Set problem: In the data below, locate each line with the word "ylabel" and list it.

Data in this exercise:
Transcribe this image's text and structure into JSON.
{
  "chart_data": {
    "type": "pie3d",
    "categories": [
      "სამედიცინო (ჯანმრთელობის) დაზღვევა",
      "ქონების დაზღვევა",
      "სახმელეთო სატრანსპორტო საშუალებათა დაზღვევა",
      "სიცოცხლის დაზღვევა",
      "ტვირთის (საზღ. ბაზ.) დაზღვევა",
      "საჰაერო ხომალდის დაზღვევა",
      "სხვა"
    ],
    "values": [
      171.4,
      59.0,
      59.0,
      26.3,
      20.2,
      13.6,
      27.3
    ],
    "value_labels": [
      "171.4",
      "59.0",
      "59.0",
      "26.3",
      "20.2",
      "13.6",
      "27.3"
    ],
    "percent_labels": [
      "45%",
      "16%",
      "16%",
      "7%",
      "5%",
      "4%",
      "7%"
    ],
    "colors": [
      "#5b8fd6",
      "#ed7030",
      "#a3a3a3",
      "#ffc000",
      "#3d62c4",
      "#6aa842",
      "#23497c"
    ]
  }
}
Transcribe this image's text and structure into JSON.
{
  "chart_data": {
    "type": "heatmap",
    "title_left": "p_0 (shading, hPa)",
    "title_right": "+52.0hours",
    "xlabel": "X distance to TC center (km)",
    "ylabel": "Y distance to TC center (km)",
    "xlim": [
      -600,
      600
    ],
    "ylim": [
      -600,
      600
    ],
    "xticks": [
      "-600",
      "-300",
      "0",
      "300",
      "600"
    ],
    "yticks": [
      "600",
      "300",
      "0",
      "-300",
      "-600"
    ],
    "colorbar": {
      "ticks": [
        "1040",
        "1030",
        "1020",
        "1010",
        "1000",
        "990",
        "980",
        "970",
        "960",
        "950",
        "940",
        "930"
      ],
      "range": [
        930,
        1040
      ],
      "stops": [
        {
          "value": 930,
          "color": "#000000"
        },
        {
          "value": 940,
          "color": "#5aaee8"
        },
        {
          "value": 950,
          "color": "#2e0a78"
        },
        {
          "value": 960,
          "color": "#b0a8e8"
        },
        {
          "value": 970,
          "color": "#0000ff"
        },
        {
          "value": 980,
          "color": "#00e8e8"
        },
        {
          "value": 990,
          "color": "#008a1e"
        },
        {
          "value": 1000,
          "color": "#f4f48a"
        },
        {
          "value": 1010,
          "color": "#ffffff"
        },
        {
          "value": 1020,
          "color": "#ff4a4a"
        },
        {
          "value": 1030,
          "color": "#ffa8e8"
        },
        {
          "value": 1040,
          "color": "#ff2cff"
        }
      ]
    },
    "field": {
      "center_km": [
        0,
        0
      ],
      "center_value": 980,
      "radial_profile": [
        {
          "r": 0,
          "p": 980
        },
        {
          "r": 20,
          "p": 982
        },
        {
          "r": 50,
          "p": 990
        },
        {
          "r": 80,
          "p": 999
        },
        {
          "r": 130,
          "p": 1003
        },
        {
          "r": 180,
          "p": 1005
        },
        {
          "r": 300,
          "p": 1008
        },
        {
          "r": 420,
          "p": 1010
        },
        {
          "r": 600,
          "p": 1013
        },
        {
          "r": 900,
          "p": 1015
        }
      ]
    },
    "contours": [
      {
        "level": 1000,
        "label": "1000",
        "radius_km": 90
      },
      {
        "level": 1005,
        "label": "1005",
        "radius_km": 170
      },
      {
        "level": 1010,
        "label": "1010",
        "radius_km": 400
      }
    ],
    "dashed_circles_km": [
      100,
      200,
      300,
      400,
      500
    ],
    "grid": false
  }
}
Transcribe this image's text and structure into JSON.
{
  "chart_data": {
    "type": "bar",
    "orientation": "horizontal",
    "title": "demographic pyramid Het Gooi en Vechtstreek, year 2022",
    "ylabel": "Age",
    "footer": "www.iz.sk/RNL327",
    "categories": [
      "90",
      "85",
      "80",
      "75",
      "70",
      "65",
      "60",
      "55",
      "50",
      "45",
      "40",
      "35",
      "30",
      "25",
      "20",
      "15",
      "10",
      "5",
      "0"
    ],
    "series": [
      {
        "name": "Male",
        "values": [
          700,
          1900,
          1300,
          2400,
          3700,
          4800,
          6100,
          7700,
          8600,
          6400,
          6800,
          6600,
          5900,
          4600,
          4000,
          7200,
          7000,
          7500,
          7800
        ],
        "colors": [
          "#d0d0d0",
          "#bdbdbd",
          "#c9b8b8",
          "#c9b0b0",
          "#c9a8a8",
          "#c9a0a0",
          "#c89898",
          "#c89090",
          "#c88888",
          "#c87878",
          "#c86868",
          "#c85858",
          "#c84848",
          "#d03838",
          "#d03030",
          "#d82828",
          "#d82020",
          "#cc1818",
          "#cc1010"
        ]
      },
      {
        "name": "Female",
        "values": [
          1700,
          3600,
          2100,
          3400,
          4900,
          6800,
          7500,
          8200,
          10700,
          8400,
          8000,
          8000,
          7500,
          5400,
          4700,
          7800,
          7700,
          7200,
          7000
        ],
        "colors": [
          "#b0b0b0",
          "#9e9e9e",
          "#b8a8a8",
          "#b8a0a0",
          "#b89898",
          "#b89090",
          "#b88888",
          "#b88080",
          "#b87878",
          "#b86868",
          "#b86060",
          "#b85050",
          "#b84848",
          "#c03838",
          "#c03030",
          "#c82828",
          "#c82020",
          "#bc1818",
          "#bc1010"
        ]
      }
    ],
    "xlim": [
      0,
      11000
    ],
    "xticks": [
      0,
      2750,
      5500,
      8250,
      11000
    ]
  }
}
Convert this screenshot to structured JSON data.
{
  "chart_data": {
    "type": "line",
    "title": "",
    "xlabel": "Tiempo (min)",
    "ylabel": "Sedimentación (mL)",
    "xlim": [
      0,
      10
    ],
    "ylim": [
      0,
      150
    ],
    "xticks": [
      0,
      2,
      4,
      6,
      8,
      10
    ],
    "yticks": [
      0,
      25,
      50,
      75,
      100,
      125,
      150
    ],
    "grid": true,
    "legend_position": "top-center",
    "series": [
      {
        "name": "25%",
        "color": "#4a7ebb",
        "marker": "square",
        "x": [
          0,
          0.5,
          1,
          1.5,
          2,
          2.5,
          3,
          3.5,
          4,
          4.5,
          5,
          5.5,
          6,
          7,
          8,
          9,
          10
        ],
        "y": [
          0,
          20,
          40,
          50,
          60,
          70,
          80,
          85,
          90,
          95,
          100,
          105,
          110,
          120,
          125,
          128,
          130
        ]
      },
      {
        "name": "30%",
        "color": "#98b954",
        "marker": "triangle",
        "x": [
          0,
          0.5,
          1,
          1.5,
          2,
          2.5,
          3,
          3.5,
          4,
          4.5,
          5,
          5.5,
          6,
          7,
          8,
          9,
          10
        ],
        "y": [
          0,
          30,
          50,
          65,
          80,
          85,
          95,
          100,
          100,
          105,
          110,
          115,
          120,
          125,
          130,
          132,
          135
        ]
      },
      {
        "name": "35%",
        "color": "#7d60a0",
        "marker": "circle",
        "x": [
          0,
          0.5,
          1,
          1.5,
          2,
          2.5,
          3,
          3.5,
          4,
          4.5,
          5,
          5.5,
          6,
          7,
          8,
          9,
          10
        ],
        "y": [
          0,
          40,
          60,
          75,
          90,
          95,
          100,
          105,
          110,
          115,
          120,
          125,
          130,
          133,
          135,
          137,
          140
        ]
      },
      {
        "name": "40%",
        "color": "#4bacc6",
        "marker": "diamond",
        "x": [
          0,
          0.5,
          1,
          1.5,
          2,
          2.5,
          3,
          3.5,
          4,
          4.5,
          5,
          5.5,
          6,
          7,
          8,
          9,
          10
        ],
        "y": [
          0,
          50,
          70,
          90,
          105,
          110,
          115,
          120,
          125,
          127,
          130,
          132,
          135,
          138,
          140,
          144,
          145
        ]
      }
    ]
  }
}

Exercise solution:
    "ylabel": "Y distance to TC center (km)",
    "ylabel": "Age",
    "ylabel": "Sedimentación (mL)",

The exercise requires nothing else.